[start THE RECORDS]
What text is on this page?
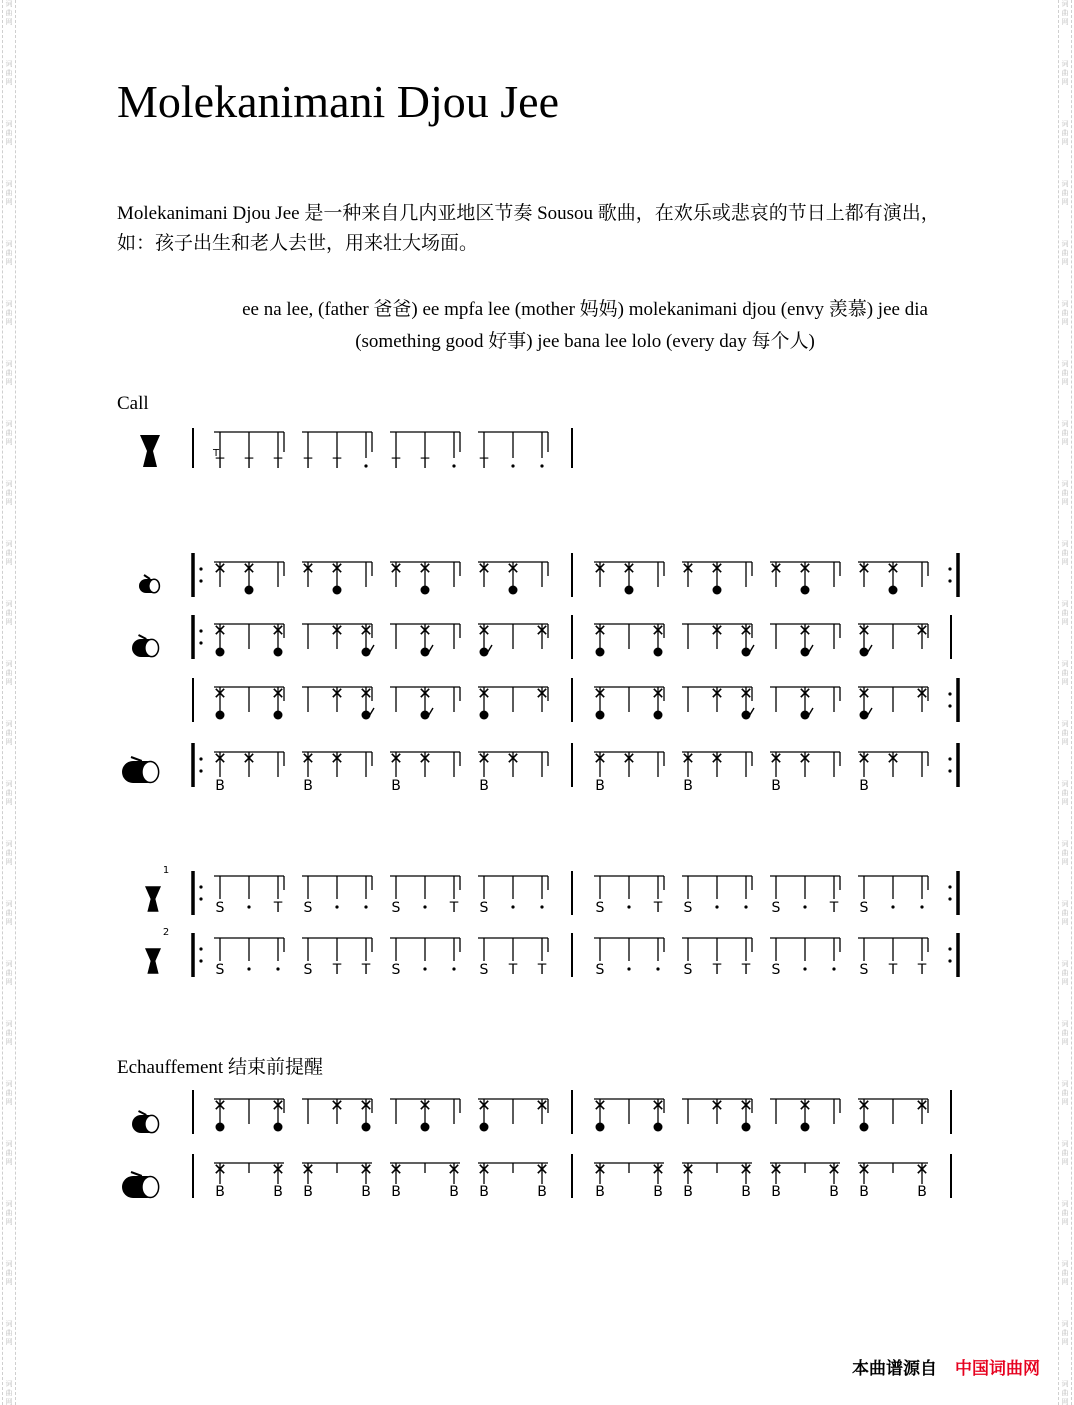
词
曲
网
词
曲
网
词
曲
网
词
曲
网
词
曲
网
词
曲
网
词
曲
网
词
曲
网
词
曲
网
词
曲
网
词
曲
网
词
曲
网
词
曲
网
词
曲
网
词
曲
网
词
曲
网
词
曲
网
词
曲
网
词
曲
网
词
曲
网
词
曲
网
词
曲
网
词
曲
网
词
曲
网
词
曲
网
词
曲
网
词
曲
网
词
曲
网
词
曲
网
词
曲
网
词
曲
网
词
曲
网
词
曲
网
词
曲
网
词
曲
网
词
曲
网
词
曲
网
词
曲
网
词
曲
网
词
曲
网
词
曲
网
词
曲
网
词
曲
网
词
曲
网
词
曲
网
词
曲
网
词
曲
网
词
曲
网
Molekanimani Djou Jee

Molekanimani Djou Jee 是一种来自几内亚地区节奏 Sousou 歌曲，在欢乐或悲哀的节日上都有演出，如：孩子出生和老人去世，用来壮大场面。

ee na lee, (father 爸爸) ee mpfa lee (mother 妈妈) molekanimani djou (envy 羡慕) jee dia (something good 好事) jee bana lee lolo (every day 每个人)

Call
Echauffement 结束前提醒
T T T
T
T T	T T	T
B	B	B	B	B	B	B	B
1
S	T S	S	T S	S	T S	S	T S
2
S	S T T S	S T T	S	S T T S	S T T
B	B B	B B	B B	B	B	B B	B B	B B	B
本曲谱源自 中国词曲网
[end THE RECORDS]
**YOUR OBJECTIVE:** Without the pictures, extract every entry verbatim.

**THE ANSWER:**
What text is on this page?
词
曲
网
词
曲
网
词
曲
网
词
曲
网
词
曲
网
词
曲
网
词
曲
网
词
曲
网
词
曲
网
词
曲
网
词
曲
网
词
曲
网
词
曲
网
词
曲
网
词
曲
网
词
曲
网
词
曲
网
词
曲
网
词
曲
网
词
曲
网
词
曲
网
词
曲
网
词
曲
网
词
曲
网
词
曲
网
词
曲
网
词
曲
网
词
曲
网
词
曲
网
词
曲
网
词
曲
网
词
曲
网
词
曲
网
词
曲
网
词
曲
网
词
曲
网
词
曲
网
词
曲
网
词
曲
网
词
曲
网
词
曲
网
词
曲
网
词
曲
网
词
曲
网
词
曲
网
词
曲
网
词
曲
网
词
曲
网
Molekanimani Djou Jee

Molekanimani Djou Jee 是一种来自几内亚地区节奏 Sousou 歌曲，在欢乐或悲哀的节日上都有演出，如：孩子出生和老人去世，用来壮大场面。

ee na lee, (father 爸爸) ee mpfa lee (mother 妈妈) molekanimani djou (envy 羡慕) jee dia (something good 好事) jee bana lee lolo (every day 每个人)

Call
Echauffement 结束前提醒
T T T
T
T T	T T	T
B	B	B	B	B	B	B	B
1
S	T S	S	T S	S	T S	S	T S
2
S	S T T S	S T T	S	S T T S	S T T
B	B B	B B	B B	B	B	B B	B B	B B	B
本曲谱源自 中国词曲网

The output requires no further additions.